Task
Note each line of the listing that contains the string "right", and copy it.

Records for this task

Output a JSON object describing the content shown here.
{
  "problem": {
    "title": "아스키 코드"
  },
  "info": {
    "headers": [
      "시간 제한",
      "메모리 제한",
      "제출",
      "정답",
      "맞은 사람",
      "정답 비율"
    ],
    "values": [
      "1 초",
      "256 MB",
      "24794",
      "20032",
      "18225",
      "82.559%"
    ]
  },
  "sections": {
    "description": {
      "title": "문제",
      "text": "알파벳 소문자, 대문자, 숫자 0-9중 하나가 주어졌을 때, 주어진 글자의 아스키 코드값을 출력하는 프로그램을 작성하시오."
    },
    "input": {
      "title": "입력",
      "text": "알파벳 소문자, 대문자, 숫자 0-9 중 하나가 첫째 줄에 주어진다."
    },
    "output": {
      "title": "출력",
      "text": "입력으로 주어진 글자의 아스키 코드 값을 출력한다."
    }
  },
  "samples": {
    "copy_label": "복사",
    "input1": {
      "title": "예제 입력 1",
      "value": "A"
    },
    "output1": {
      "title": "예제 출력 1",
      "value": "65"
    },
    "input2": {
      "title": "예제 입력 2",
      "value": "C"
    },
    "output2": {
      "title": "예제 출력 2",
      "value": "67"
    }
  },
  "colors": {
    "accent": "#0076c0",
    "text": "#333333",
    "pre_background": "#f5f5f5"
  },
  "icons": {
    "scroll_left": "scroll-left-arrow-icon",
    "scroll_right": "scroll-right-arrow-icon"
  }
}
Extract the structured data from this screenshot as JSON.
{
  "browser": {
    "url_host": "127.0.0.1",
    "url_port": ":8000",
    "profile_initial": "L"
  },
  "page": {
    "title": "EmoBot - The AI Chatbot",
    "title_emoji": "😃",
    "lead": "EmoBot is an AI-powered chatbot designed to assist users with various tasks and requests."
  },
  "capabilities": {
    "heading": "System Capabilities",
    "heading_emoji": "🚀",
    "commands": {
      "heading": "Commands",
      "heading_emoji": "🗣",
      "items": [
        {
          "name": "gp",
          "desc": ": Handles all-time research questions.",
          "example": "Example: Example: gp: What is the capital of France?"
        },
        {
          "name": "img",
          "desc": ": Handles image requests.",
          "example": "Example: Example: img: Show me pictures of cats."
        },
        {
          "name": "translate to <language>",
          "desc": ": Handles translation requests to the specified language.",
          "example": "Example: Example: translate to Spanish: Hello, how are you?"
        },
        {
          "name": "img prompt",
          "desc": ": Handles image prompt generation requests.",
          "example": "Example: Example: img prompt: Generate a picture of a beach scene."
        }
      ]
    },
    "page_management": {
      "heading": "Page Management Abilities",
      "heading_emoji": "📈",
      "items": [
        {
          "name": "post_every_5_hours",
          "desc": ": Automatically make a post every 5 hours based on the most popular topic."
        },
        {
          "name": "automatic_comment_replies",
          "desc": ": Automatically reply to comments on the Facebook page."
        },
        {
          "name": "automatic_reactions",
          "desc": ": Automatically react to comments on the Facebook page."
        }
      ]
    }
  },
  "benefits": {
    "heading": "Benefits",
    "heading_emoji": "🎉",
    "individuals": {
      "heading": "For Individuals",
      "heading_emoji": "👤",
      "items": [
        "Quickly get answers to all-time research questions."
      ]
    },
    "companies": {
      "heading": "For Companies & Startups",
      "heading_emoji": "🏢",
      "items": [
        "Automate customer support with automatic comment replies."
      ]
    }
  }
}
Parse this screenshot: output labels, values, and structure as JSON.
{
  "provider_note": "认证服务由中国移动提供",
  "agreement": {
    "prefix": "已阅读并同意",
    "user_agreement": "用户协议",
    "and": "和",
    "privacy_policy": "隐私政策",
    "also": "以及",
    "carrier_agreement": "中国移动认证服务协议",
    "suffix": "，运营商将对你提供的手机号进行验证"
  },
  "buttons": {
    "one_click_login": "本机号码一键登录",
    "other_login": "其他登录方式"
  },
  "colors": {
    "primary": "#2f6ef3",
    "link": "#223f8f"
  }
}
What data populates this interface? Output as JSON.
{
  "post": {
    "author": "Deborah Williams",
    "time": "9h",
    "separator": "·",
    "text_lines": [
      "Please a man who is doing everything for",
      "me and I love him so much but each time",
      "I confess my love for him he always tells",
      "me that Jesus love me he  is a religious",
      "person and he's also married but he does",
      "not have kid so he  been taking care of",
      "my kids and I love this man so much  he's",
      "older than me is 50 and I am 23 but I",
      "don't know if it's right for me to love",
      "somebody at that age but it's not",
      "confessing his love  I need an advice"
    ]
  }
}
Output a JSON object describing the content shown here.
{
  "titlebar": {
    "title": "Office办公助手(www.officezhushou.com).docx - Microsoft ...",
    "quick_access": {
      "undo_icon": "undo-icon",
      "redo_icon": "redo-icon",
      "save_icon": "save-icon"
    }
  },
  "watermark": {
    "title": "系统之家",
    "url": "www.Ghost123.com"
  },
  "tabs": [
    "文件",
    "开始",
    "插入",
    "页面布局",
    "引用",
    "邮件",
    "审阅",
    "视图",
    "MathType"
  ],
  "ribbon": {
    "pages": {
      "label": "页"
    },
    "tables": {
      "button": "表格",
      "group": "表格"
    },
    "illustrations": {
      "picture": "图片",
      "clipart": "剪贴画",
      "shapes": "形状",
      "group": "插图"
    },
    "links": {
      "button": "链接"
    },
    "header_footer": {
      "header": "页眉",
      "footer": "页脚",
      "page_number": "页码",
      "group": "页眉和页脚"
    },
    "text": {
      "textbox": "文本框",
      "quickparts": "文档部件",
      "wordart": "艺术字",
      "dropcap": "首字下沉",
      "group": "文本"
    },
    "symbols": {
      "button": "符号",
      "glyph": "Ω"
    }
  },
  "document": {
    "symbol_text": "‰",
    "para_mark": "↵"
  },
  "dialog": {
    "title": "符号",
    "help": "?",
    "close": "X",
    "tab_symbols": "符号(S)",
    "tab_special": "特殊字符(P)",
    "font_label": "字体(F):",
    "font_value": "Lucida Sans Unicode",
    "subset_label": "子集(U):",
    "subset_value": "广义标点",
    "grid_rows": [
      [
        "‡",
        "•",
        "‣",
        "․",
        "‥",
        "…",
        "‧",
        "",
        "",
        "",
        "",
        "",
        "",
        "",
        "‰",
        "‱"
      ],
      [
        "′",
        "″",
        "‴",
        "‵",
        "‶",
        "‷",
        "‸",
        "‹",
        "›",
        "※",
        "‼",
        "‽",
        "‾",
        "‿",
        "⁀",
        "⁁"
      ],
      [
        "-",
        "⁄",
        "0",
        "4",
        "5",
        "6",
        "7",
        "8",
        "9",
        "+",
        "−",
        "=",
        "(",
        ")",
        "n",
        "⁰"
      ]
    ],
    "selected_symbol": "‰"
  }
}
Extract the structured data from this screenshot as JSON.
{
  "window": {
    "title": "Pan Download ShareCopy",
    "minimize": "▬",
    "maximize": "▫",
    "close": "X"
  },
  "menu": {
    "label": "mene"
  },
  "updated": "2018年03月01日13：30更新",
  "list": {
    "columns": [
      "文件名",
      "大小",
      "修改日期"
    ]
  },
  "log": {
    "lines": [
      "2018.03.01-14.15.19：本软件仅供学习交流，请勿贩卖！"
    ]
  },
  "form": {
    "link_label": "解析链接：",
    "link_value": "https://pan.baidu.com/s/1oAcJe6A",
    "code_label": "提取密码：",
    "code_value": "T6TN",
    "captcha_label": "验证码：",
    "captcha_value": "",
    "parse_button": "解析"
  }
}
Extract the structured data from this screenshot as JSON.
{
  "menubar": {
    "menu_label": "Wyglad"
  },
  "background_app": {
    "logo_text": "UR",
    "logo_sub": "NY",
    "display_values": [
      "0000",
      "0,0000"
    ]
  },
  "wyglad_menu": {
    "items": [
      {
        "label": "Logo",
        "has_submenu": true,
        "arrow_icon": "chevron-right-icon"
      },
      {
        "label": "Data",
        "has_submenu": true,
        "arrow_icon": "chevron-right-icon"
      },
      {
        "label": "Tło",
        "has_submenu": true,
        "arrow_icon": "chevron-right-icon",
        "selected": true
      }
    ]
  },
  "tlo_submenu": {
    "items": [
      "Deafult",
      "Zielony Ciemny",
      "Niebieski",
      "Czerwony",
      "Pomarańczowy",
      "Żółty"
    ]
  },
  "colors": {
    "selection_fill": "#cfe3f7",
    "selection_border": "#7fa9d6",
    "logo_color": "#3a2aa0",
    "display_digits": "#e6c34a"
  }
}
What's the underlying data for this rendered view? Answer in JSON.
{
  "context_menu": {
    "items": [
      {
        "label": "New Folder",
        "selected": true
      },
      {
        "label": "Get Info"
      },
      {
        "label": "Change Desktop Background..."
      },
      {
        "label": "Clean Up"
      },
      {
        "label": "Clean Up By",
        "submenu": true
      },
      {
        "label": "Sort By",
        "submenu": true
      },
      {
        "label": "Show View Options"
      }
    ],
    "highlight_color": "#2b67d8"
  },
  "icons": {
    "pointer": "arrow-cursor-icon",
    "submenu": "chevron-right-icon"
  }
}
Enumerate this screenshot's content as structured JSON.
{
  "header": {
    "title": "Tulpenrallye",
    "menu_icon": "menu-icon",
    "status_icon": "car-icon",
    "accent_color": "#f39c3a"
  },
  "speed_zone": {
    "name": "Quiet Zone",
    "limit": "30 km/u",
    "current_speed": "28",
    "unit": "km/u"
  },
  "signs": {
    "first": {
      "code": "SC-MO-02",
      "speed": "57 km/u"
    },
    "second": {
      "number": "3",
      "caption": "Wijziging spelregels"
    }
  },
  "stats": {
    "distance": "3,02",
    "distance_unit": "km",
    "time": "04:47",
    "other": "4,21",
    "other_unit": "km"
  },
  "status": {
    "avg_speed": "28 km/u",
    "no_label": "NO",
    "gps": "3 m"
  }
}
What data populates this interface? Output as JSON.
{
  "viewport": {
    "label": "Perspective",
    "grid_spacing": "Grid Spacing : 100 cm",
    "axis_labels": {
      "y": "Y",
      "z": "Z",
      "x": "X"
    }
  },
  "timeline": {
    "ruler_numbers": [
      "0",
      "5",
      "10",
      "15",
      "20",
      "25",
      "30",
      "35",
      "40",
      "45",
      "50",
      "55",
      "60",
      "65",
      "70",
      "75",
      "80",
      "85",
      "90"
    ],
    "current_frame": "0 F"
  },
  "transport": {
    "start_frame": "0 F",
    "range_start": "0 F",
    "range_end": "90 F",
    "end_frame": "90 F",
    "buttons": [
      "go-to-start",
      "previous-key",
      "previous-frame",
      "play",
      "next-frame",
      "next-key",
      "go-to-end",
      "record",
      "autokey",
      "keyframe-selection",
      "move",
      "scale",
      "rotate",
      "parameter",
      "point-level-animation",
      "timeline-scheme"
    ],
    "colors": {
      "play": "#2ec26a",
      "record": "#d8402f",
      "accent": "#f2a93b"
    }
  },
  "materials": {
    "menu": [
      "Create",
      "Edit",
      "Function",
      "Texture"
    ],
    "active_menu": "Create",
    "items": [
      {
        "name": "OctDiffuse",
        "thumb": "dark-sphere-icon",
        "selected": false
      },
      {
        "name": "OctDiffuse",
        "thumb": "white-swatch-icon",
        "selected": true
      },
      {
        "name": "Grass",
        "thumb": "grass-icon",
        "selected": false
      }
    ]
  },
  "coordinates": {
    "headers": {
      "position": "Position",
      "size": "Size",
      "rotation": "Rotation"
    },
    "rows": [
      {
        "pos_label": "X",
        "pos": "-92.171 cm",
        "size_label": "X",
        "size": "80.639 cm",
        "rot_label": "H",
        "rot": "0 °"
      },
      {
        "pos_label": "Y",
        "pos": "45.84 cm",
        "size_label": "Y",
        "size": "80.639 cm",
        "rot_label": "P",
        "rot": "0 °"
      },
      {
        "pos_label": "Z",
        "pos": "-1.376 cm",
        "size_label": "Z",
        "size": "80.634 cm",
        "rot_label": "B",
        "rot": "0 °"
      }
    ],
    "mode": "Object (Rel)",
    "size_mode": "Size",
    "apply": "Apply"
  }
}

Solution to this problem
    "scroll_right": "scroll-right-arrow-icon"
      "don't know if it's right for me to love",
        "arrow_icon": "chevron-right-icon"
        "arrow_icon": "chevron-right-icon"
        "arrow_icon": "chevron-right-icon",
    "submenu": "chevron-right-icon"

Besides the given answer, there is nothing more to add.